--- Exercise task ---
Can you restate the records below word for word?

-------------------------

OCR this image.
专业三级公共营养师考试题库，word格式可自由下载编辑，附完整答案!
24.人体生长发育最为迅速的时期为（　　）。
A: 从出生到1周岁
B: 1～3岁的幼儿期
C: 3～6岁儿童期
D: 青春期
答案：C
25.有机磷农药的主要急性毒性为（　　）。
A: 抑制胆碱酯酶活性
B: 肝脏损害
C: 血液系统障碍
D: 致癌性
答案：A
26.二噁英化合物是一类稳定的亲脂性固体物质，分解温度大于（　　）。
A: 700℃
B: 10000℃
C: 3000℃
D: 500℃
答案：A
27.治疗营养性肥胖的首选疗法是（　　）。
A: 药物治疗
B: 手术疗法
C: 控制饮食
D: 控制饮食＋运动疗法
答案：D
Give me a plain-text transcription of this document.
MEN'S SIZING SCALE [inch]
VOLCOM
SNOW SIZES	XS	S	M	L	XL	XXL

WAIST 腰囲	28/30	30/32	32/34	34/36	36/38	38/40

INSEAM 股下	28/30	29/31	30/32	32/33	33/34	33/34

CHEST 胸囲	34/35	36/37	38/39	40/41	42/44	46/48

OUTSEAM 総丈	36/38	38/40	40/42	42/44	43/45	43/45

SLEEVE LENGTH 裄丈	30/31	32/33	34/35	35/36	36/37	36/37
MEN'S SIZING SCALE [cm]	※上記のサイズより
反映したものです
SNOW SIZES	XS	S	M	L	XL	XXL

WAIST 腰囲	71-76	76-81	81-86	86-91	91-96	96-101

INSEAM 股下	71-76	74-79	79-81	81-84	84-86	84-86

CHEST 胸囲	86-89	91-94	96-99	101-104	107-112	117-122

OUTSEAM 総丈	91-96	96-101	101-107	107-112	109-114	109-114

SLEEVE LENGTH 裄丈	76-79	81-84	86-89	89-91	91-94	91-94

-------------------------

--- Response below ---
OCR this image.
专业三级公共营养师考试题库，word格式可自由下载编辑，附完整答案!
24.人体生长发育最为迅速的时期为（　　）。
A: 从出生到1周岁
B: 1～3岁的幼儿期
C: 3～6岁儿童期
D: 青春期
答案：C
25.有机磷农药的主要急性毒性为（　　）。
A: 抑制胆碱酯酶活性
B: 肝脏损害
C: 血液系统障碍
D: 致癌性
答案：A
26.二噁英化合物是一类稳定的亲脂性固体物质，分解温度大于（　　）。
A: 700℃
B: 10000℃
C: 3000℃
D: 500℃
答案：A
27.治疗营养性肥胖的首选疗法是（　　）。
A: 药物治疗
B: 手术疗法
C: 控制饮食
D: 控制饮食＋运动疗法
答案：D
Give me a plain-text transcription of this document.
MEN'S SIZING SCALE [inch]
VOLCOM
SNOW SIZES	XS	S	M	L	XL	XXL

WAIST 腰囲	28/30	30/32	32/34	34/36	36/38	38/40

INSEAM 股下	28/30	29/31	30/32	32/33	33/34	33/34

CHEST 胸囲	34/35	36/37	38/39	40/41	42/44	46/48

OUTSEAM 総丈	36/38	38/40	40/42	42/44	43/45	43/45

SLEEVE LENGTH 裄丈	30/31	32/33	34/35	35/36	36/37	36/37
MEN'S SIZING SCALE [cm]	※上記のサイズより
反映したものです
SNOW SIZES	XS	S	M	L	XL	XXL

WAIST 腰囲	71-76	76-81	81-86	86-91	91-96	96-101

INSEAM 股下	71-76	74-79	79-81	81-84	84-86	84-86

CHEST 胸囲	86-89	91-94	96-99	101-104	107-112	117-122

OUTSEAM 総丈	91-96	96-101	101-107	107-112	109-114	109-114

SLEEVE LENGTH 裄丈	76-79	81-84	86-89	89-91	91-94	91-94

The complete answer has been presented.